* What to work on
From the entries below, gather every line containing the string "this".

START Items

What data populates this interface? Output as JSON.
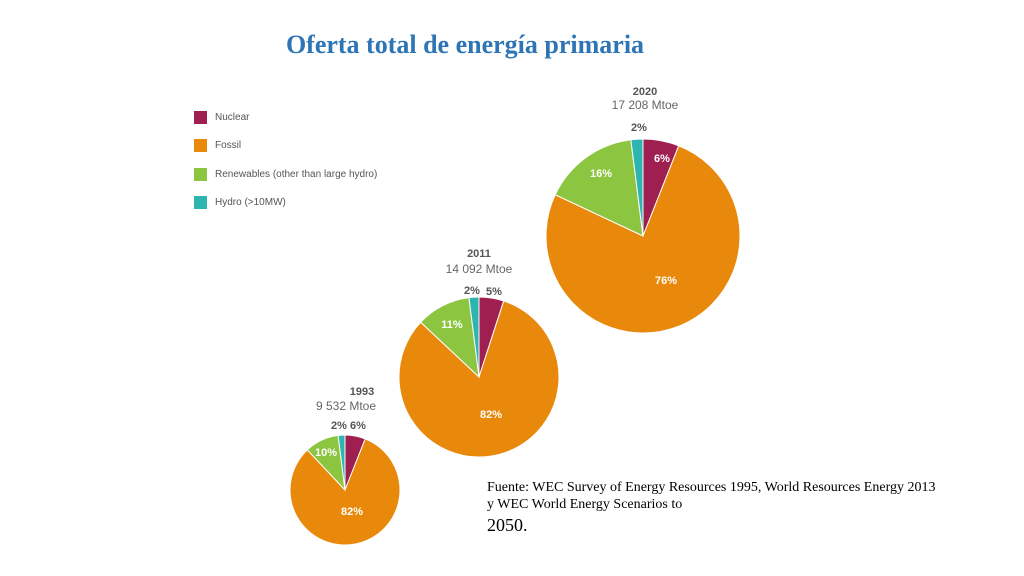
{
  "title": "Oferta total de energía primaria",
  "source": {
    "line1": "Fuente: WEC Survey of Energy Resources 1995, World Resources Energy 2013",
    "line2": "y WEC World Energy Scenarios to",
    "line3": "2050."
  },
  "legend": [
    {
      "label": "Nuclear",
      "color": "#9e1f50"
    },
    {
      "label": "Fossil",
      "color": "#e8890c"
    },
    {
      "label": "Renewables (other than large hydro)",
      "color": "#8cc540"
    },
    {
      "label": "Hydro (>10MW)",
      "color": "#2fb5b0"
    }
  ],
  "chart_data": [
    {
      "type": "pie",
      "year": "1993",
      "total": "9 532 Mtoe",
      "series": [
        "Nuclear",
        "Fossil",
        "Renewables (other than large hydro)",
        "Hydro (>10MW)"
      ],
      "values": [
        6,
        82,
        10,
        2
      ],
      "labels": [
        "6%",
        "82%",
        "10%",
        "2%"
      ]
    },
    {
      "type": "pie",
      "year": "2011",
      "total": "14 092 Mtoe",
      "series": [
        "Nuclear",
        "Fossil",
        "Renewables (other than large hydro)",
        "Hydro (>10MW)"
      ],
      "values": [
        5,
        82,
        11,
        2
      ],
      "labels": [
        "5%",
        "82%",
        "11%",
        "2%"
      ]
    },
    {
      "type": "pie",
      "year": "2020",
      "total": "17 208 Mtoe",
      "series": [
        "Nuclear",
        "Fossil",
        "Renewables (other than large hydro)",
        "Hydro (>10MW)"
      ],
      "values": [
        6,
        76,
        16,
        2
      ],
      "labels": [
        "6%",
        "76%",
        "16%",
        "2%"
      ]
    }
  ]
}
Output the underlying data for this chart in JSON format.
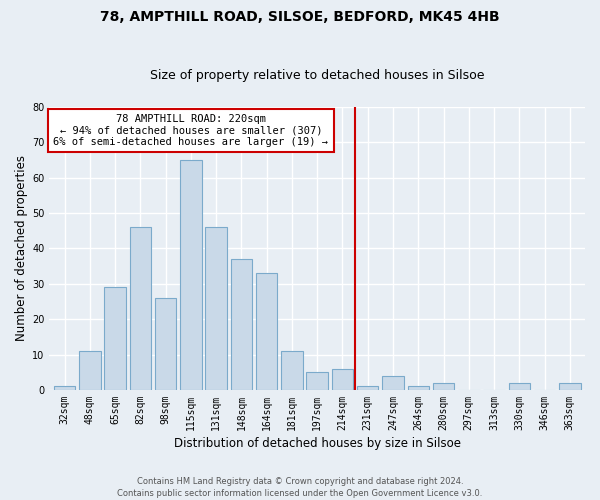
{
  "title1": "78, AMPTHILL ROAD, SILSOE, BEDFORD, MK45 4HB",
  "title2": "Size of property relative to detached houses in Silsoe",
  "xlabel": "Distribution of detached houses by size in Silsoe",
  "ylabel": "Number of detached properties",
  "categories": [
    "32sqm",
    "48sqm",
    "65sqm",
    "82sqm",
    "98sqm",
    "115sqm",
    "131sqm",
    "148sqm",
    "164sqm",
    "181sqm",
    "197sqm",
    "214sqm",
    "231sqm",
    "247sqm",
    "264sqm",
    "280sqm",
    "297sqm",
    "313sqm",
    "330sqm",
    "346sqm",
    "363sqm"
  ],
  "values": [
    1,
    11,
    29,
    46,
    26,
    65,
    46,
    37,
    33,
    11,
    5,
    6,
    1,
    4,
    1,
    2,
    0,
    0,
    2,
    0,
    2
  ],
  "bar_color": "#c9d9e8",
  "bar_edge_color": "#7baacb",
  "vline_x_index": 11.5,
  "vline_color": "#cc0000",
  "annotation_text": "78 AMPTHILL ROAD: 220sqm\n← 94% of detached houses are smaller (307)\n6% of semi-detached houses are larger (19) →",
  "annotation_box_color": "#cc0000",
  "ylim": [
    0,
    80
  ],
  "yticks": [
    0,
    10,
    20,
    30,
    40,
    50,
    60,
    70,
    80
  ],
  "footer": "Contains HM Land Registry data © Crown copyright and database right 2024.\nContains public sector information licensed under the Open Government Licence v3.0.",
  "bg_color": "#e8eef4",
  "plot_bg_color": "#e8eef4",
  "grid_color": "#ffffff",
  "title1_fontsize": 10,
  "title2_fontsize": 9,
  "axis_label_fontsize": 8.5,
  "tick_fontsize": 7,
  "footer_fontsize": 6,
  "annotation_fontsize": 7.5
}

END Items

* Exercise answer
What data populates this interface? Output as JSON.
Output the underlying data for this chart in JSON format.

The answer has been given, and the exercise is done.